- _Problem details_: Records follow. Select each line holding "quando".

- _Data listing_:
──────

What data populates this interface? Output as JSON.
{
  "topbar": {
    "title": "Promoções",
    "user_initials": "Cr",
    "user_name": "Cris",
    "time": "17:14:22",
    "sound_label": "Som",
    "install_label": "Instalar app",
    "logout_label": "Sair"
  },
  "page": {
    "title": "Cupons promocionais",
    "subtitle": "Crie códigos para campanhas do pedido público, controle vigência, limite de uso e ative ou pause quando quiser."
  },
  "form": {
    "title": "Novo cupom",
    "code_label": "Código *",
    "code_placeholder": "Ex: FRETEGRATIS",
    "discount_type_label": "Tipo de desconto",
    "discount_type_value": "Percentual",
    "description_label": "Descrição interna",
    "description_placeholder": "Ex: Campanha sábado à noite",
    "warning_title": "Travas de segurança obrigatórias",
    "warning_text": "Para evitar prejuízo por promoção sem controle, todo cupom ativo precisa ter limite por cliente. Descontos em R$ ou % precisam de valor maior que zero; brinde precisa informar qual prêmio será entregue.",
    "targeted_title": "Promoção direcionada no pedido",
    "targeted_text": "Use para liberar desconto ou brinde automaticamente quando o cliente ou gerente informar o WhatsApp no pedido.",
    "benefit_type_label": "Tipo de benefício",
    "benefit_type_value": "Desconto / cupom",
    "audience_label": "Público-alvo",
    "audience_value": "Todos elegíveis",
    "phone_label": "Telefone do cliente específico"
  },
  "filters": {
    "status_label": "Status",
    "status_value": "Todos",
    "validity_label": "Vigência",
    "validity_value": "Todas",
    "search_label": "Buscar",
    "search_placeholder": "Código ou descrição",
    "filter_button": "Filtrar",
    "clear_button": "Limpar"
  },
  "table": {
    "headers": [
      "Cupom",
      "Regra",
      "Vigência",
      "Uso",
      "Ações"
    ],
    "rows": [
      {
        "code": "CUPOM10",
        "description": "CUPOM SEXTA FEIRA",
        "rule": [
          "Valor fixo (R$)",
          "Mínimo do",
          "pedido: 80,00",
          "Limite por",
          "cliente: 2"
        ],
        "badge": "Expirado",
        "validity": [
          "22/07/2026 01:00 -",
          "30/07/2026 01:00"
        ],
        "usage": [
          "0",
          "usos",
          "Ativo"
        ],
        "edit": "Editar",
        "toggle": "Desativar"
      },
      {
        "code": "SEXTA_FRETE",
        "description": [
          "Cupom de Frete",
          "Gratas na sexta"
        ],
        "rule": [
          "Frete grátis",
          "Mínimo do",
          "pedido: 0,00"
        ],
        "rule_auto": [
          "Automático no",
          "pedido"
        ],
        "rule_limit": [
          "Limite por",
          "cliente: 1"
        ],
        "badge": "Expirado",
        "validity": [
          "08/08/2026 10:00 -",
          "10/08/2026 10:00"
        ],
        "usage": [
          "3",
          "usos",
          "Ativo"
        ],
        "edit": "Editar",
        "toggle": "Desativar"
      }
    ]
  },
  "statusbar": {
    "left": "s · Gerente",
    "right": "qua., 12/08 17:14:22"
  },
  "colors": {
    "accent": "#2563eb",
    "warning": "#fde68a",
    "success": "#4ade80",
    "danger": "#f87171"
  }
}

──────

- _Complete response_:
    "subtitle": "Crie códigos para campanhas do pedido público, controle vigência, limite de uso e ative ou pause quando quiser."
    "targeted_text": "Use para liberar desconto ou brinde automaticamente quando o cliente ou gerente informar o WhatsApp no pedido.",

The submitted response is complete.